Data to process:
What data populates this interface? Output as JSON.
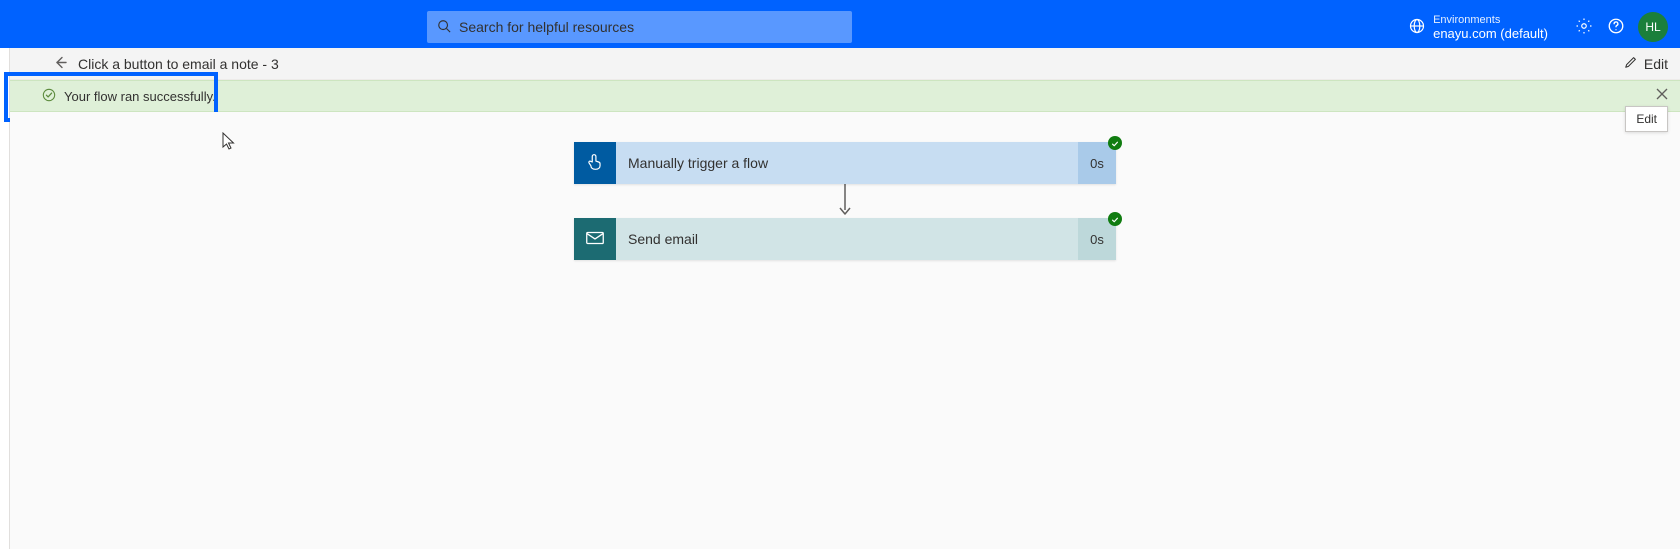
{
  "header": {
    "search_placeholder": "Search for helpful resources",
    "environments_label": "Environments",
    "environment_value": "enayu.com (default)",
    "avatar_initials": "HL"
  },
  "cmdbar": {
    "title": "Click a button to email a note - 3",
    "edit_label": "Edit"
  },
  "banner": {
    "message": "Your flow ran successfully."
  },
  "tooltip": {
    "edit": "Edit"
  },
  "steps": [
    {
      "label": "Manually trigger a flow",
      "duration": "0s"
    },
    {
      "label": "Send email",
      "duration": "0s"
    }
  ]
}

--

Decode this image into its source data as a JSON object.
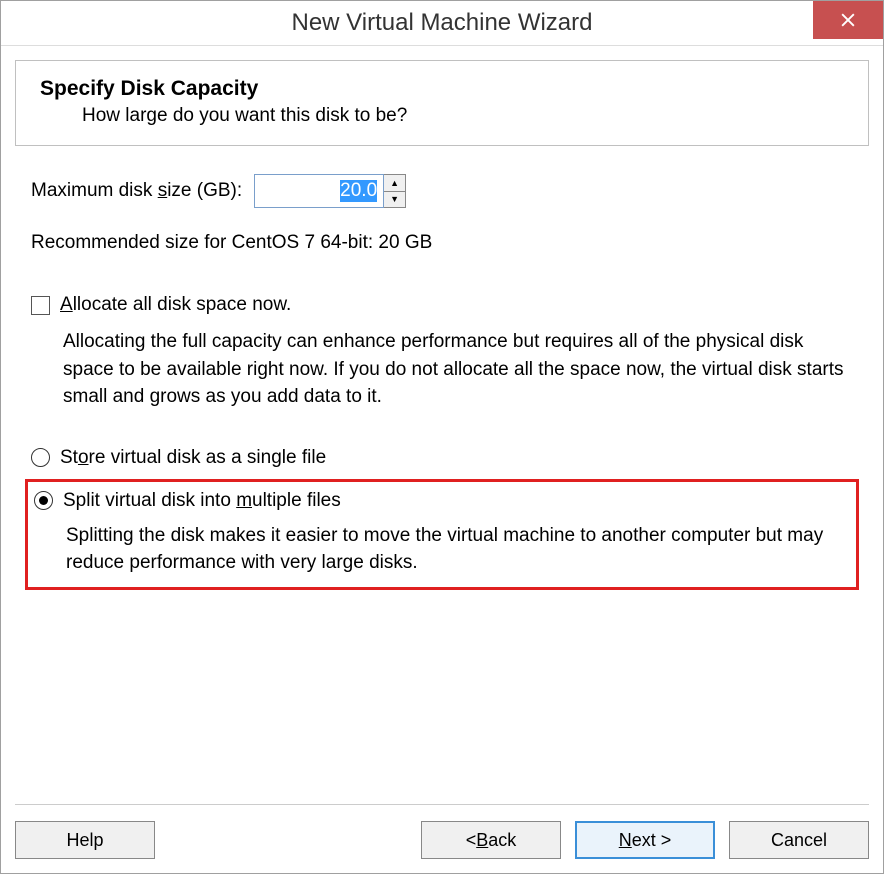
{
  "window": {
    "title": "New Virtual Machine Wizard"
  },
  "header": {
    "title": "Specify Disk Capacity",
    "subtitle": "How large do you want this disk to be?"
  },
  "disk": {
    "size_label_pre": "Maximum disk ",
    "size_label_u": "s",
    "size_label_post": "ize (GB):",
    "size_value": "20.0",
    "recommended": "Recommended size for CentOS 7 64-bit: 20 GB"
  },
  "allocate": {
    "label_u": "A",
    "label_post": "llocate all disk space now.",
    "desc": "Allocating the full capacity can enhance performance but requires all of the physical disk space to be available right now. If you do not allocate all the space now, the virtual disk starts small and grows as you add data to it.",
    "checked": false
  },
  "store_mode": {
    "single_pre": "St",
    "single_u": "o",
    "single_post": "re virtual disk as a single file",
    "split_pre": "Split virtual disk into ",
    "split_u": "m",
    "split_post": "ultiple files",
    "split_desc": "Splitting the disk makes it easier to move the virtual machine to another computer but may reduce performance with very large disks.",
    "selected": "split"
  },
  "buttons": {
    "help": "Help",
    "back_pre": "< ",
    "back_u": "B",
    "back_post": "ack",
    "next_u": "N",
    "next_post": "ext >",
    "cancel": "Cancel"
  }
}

What you will do:
State, as a number only, how many lines in the entries include "performance".

Expected output:
2